--- start Input material ---

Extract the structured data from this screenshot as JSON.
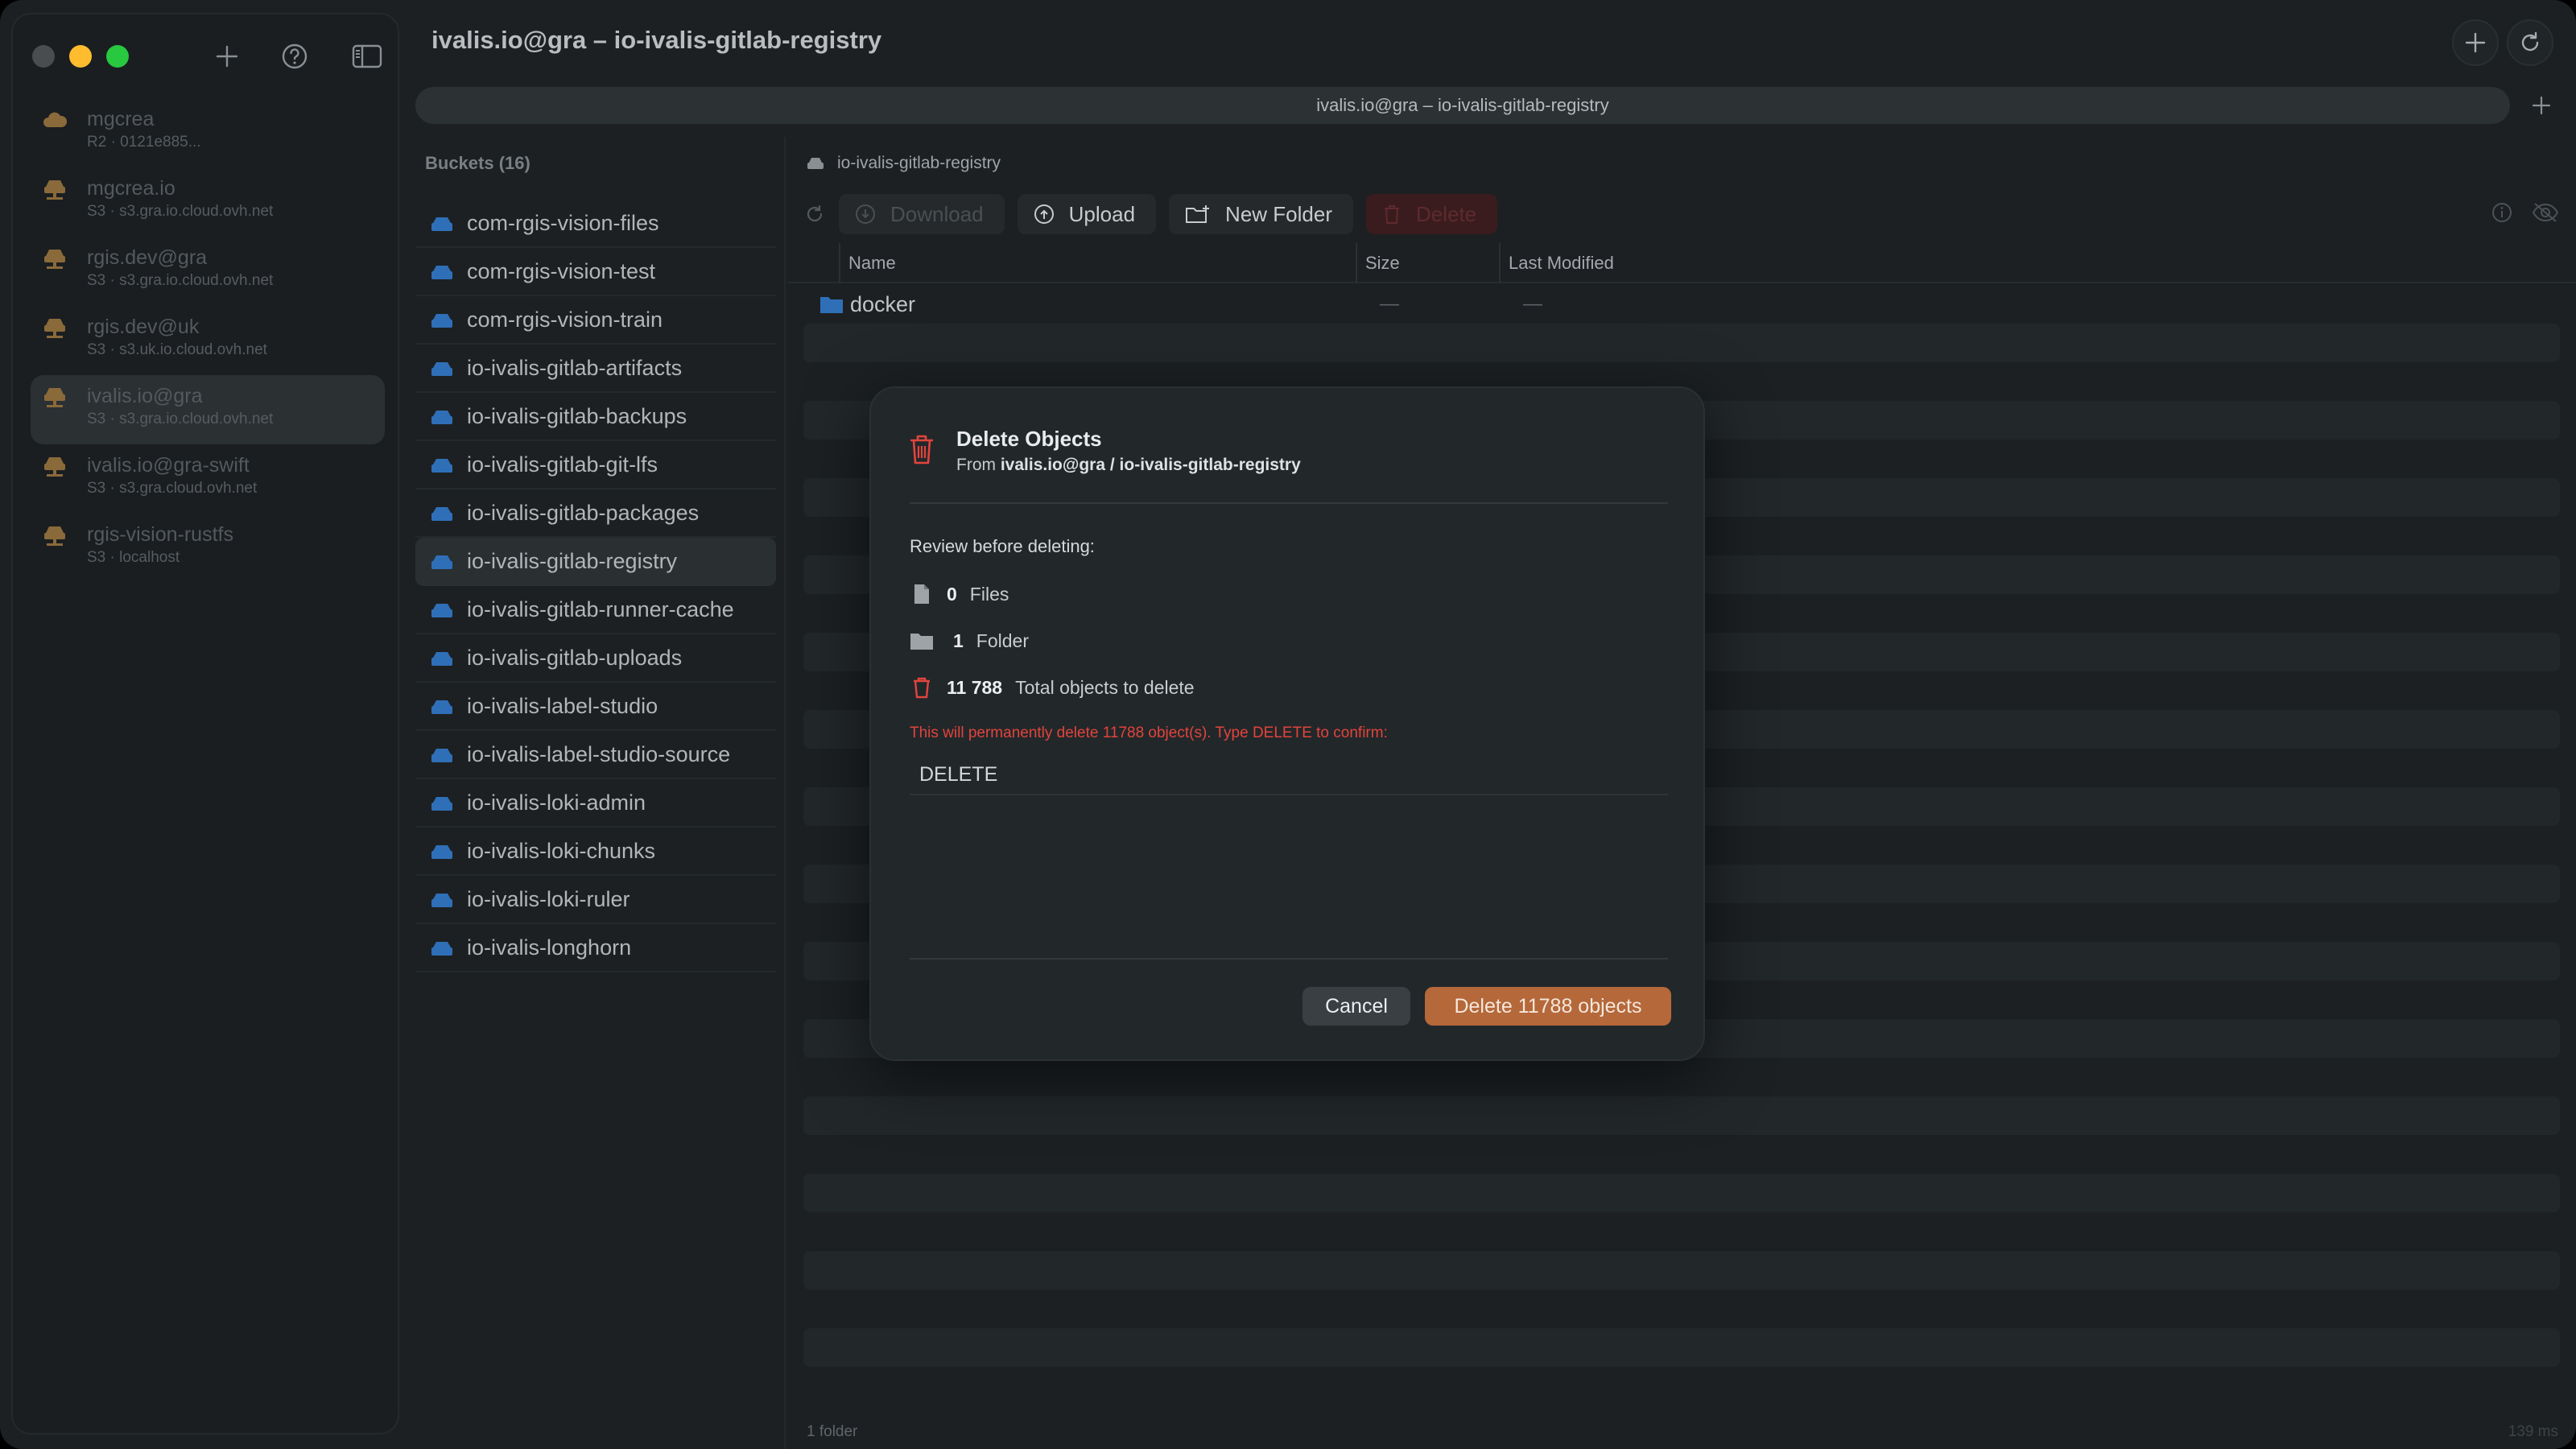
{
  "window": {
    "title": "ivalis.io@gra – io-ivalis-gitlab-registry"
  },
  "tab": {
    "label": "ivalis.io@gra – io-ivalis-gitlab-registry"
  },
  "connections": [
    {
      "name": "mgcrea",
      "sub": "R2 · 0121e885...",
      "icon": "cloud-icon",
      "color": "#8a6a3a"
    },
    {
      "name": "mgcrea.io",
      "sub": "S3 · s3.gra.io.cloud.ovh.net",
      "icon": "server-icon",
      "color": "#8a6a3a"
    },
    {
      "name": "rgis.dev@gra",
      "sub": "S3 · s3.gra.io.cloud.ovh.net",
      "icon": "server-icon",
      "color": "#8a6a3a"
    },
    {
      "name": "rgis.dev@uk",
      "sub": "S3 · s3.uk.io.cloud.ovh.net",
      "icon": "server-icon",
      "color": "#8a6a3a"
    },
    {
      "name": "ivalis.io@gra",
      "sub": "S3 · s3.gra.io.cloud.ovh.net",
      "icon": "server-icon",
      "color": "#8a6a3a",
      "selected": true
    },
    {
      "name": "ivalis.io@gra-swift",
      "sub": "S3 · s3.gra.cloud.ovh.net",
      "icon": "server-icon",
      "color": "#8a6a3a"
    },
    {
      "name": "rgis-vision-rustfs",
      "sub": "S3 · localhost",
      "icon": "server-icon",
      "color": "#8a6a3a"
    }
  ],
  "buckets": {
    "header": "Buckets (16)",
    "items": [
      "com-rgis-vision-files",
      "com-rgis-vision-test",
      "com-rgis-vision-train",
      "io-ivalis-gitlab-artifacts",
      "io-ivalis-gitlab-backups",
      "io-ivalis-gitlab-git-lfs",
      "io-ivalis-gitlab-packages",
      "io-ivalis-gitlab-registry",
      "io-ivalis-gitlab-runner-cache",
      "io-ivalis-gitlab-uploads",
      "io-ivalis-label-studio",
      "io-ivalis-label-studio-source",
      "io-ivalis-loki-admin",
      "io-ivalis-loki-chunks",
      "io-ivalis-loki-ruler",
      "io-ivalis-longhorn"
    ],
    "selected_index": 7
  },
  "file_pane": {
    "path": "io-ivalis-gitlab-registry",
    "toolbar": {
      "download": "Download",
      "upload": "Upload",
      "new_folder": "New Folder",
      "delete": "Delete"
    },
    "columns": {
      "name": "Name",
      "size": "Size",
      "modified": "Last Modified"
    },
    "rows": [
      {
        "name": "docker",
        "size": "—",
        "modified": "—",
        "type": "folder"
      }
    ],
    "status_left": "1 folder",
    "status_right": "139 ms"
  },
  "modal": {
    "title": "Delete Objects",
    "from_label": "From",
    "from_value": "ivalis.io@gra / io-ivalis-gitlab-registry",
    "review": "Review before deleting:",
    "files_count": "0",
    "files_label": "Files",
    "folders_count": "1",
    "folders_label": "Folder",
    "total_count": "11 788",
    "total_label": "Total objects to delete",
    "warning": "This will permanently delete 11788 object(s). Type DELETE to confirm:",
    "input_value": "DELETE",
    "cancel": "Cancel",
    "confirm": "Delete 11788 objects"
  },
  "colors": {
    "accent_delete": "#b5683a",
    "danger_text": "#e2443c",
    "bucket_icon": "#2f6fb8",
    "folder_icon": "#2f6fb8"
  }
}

--- end Input material ---
--- start Input material ---

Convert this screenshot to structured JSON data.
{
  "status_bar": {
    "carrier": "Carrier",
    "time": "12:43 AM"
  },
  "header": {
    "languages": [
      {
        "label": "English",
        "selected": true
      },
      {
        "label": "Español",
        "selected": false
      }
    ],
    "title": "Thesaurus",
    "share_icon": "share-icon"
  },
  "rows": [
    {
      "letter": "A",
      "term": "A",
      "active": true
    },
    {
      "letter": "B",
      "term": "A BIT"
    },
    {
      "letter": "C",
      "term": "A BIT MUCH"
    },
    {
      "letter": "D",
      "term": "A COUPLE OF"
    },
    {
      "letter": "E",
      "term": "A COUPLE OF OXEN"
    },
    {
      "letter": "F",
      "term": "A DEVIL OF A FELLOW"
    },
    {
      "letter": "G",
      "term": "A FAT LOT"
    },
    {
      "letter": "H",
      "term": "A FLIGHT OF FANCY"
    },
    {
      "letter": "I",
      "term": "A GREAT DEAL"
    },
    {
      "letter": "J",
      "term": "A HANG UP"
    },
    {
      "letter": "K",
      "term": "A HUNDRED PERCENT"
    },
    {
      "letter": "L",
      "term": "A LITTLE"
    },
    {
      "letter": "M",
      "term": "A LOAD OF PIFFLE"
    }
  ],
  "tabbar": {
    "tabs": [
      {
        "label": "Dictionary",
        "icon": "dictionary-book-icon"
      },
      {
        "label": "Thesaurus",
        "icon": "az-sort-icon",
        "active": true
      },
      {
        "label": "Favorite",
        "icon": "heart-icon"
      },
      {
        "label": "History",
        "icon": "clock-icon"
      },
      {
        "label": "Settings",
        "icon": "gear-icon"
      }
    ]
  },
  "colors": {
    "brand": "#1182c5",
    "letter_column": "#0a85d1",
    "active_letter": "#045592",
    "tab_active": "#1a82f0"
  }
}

--- end Input material ---

• _What this task involves_
Identify the lines of the entries containing the string "data". Copy each such line.

• _Result below_
Extract the structured data from this screenshot as JSON.
Convert this screenshot to structured JSON data.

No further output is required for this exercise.